Your instructions >> Resume the forum thread below about running OpenWrt on the Mercusys Filogic router, picking up right after its last post.

Text under study >>

============================================================

I guess those number might basically apply to all Filogic-based devices. i dont think there is any reasonable Mercusys HW magic envolved. I personally have picked the Mercusys, because so far it was the only Filogic 830 device both available for me and installable without a serial cable and is fanless (but has no USB and no wall-mounting holes).

even if you do not have broadband Internet, keep a note of the much higher AC throughput compared to the older MT7621 WiFi router. In the end, this may be why you still might want to consider replacing an older AC device.

Your milage may vary though: my area is not much WiFi-congested. My results particularly do not reflect a crowded WiFi neighbourhood. The numbers will for sure be lower in congested areas, but my strong guess is the throughput relation of the outcome will be similar and the Filogic still excelling a lot.

2 Likes

ehm :grimacing:, maybe the most dumbest question of todays evening: is that some laminated packaging foil on the 8 antennas? Am I supposted to peel that off?

Hi,

Has anyone got the second revision of this router? Are there any major differences? Would it be possible to flash openwrt on it?

I'm always gettting stuck here. I've uploaded the file to /tmp/ and is named as sysupgrade.bin

I don't know what i'm doing wrong.

root@OpenWrt:~# sysupgrade -n /tmp/sysupgrade.bin
verifying sysupgrade tar file integrity
Sat Aug 19 14:03:18 UTC 2023 upgrade: Commencing upgrade. Closing all shell sessions.
Command failed: Connection failed
root@OpenWrt:~#

Also where is u-boot-env - I created the file inside the tmp folder and copied and pasted the necessary values, and when I rebooted it, it SSH's into 192.168.1.1 port 22 with the following error above

I have the MR90X and it installed and ran flawlessly with 23.05rc3 so far (And I like it a lot).

============================================================

Records supplied >>

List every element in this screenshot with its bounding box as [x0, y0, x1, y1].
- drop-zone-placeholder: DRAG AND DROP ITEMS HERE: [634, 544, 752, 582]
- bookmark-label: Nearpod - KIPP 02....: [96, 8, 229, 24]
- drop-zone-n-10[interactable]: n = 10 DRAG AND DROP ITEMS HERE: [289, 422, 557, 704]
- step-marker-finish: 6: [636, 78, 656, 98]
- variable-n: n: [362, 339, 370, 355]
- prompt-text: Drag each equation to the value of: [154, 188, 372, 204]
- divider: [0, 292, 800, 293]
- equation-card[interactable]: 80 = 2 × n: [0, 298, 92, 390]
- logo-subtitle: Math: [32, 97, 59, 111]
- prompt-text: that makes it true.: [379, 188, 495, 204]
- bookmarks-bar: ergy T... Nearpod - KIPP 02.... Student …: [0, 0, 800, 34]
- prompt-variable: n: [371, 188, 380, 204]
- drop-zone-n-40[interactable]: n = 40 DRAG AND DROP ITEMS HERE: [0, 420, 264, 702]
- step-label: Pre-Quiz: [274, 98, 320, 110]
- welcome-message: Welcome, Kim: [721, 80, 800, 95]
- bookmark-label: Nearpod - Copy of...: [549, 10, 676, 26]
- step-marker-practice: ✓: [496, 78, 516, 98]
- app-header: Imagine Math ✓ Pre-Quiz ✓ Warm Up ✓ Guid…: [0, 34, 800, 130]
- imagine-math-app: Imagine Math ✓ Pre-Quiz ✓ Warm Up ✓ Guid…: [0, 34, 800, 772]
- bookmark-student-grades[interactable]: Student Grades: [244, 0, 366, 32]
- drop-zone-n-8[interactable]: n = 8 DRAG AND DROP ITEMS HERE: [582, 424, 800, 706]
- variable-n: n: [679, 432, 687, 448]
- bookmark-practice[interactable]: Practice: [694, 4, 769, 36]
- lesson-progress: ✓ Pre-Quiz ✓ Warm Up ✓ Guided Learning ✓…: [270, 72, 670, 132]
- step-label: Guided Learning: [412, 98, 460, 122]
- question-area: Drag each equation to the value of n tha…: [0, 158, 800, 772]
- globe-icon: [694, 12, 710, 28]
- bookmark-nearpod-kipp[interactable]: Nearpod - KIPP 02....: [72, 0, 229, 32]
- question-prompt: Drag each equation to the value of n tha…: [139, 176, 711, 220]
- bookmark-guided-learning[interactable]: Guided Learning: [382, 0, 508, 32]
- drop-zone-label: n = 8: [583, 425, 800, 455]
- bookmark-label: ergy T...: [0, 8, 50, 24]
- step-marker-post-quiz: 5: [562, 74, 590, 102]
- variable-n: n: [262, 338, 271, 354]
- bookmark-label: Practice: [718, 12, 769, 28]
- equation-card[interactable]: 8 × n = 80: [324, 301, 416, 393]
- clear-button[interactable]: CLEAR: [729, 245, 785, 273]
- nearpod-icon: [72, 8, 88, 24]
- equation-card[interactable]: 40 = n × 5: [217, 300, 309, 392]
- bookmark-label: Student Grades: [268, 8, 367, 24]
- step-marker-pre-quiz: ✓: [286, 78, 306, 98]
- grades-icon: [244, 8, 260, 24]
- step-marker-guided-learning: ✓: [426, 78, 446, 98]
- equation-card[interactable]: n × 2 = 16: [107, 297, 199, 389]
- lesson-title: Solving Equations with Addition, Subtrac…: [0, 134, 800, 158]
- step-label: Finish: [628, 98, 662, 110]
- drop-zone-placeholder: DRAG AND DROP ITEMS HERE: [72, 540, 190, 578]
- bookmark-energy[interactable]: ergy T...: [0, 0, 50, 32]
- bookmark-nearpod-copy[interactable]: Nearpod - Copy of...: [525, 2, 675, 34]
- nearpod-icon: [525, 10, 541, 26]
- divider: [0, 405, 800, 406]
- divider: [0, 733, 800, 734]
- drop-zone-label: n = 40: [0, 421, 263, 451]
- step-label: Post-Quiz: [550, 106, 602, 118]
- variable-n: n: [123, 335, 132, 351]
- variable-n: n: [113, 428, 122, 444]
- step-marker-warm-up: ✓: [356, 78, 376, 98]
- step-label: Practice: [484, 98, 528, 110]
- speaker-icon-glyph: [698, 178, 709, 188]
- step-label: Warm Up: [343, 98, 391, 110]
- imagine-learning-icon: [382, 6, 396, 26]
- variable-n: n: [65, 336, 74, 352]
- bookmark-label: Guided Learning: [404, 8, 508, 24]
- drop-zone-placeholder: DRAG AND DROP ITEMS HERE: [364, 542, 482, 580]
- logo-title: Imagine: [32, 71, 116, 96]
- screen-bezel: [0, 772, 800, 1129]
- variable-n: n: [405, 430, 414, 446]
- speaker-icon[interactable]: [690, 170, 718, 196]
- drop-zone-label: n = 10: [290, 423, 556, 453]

============================================================

Task answer >>
My guess is, the following part went wrong in your case:

Probably the following documentation part is a bit missleading:

  1. u-boot-env can be empty so lets create it (or overwrite it if it already exists) with the necessary values:

probably this should better say:

  1. execute all of the following fw_setenv commands on the telnet prompt. These will create/update the u-boot-env file, to properly boot into OpenWRT in the next steps.
2 Likes

I did opkg update, and installed luci and luci-ssl, and flashed the snapshot in luci since sysupgrade.bin didn’t work for me.

I haven’t ran any of those telnet prompts, but just created a new file called u-boot-nav and copy pasted all the values into the file, and rebooted.

You think I should reinstall from the top since I didn’t execute the commands?
I have everything setup, including mesh, and it’s working almost flawlessly (haven’t gotten any hiccup, yet, touchwood!)

Strange. I dont know, why snapshot would be flashable, while rc3 would not. Was it for sure the correct file for MR90X?

I frankly do not know. Mine never was in that situation.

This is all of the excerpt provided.